THE TASK ▸ Count the lines that include the string "tempat", and give only that number.

STORED RECORDS ▸
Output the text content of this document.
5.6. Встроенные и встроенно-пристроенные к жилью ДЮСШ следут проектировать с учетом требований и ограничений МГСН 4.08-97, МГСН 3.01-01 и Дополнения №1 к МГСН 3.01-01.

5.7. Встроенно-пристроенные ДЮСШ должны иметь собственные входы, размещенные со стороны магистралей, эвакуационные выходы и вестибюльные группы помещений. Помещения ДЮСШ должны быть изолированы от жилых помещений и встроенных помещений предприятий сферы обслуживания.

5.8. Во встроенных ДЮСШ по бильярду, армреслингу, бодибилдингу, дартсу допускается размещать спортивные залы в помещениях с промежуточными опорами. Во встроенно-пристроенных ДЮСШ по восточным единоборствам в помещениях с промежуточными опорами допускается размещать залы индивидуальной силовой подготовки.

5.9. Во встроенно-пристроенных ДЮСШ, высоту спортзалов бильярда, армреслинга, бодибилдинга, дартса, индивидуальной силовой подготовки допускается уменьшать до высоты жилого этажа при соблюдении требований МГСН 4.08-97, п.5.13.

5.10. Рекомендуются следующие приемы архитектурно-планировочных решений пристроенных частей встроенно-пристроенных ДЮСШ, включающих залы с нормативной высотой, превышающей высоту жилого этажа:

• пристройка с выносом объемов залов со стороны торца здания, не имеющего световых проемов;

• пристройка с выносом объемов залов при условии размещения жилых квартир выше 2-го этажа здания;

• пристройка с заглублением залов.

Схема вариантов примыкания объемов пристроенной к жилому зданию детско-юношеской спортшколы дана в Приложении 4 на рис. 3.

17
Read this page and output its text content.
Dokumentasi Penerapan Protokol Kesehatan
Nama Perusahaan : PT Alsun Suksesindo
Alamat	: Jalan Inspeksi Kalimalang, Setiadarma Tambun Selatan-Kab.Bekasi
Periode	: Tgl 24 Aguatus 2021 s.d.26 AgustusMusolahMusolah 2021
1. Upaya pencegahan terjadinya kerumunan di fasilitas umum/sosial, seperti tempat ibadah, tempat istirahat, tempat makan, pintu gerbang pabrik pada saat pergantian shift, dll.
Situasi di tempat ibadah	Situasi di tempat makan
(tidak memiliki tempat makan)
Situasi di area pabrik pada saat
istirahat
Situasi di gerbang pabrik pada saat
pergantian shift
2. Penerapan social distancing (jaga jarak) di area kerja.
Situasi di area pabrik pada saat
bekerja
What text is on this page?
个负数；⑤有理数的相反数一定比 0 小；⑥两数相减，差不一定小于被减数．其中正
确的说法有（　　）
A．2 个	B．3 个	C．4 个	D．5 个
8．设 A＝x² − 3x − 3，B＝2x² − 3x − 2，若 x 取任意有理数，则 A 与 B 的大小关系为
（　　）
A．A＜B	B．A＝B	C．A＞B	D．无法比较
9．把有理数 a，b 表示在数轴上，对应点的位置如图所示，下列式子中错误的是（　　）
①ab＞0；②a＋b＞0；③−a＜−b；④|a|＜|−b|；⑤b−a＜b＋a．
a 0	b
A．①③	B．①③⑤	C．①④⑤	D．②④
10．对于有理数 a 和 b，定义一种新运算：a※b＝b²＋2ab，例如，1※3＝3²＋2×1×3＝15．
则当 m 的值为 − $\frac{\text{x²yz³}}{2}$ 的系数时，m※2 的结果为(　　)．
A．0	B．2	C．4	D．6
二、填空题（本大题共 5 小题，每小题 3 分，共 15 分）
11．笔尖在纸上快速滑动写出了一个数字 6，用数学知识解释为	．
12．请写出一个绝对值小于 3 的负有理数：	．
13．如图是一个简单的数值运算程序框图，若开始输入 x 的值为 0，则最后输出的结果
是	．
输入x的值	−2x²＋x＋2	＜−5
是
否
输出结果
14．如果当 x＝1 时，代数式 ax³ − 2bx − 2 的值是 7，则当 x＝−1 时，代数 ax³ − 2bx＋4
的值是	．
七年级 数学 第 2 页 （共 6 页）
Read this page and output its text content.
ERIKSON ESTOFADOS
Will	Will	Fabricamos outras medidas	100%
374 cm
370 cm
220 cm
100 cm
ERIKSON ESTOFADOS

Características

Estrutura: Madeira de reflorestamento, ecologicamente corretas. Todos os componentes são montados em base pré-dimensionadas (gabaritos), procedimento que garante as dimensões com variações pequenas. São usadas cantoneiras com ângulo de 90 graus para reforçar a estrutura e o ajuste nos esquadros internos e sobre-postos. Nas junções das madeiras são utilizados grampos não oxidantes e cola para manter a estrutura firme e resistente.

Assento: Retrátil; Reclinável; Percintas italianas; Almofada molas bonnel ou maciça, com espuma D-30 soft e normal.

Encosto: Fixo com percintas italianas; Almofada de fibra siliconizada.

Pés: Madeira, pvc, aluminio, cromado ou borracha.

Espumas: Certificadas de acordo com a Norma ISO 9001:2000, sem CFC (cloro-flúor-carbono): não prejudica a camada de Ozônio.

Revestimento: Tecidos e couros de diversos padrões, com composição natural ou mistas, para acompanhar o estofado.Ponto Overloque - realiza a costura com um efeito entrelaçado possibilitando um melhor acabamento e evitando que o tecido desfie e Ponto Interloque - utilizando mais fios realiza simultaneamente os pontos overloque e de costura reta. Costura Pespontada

THE ANSWER ▸ 3